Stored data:
=======

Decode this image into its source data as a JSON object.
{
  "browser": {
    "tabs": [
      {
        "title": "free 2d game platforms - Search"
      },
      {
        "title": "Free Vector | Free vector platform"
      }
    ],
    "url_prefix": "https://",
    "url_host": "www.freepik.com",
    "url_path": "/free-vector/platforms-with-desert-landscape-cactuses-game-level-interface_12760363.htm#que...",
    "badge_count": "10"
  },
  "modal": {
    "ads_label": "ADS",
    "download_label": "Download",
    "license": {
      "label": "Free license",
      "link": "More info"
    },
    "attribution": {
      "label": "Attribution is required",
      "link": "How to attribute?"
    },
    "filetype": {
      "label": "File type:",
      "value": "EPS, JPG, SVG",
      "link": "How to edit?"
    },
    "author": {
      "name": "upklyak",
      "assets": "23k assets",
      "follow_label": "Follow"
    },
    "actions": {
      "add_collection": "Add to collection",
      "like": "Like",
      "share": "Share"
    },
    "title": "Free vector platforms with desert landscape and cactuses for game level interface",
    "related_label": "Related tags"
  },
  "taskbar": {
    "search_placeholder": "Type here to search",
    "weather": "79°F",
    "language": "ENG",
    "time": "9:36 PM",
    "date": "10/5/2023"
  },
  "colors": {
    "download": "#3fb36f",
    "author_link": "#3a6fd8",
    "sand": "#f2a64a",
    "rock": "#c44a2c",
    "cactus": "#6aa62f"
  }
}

=======

» **EXERCISE**:
Copy each line of the data that contains the word "vector".

» **TASK SOLUTION**:
        "title": "Free Vector | Free vector platform"
    "url_path": "/free-vector/platforms-with-desert-landscape-cactuses-game-level-interface_12760363.htm#que...",
    "title": "Free vector platforms with desert landscape and cactuses for game level interface",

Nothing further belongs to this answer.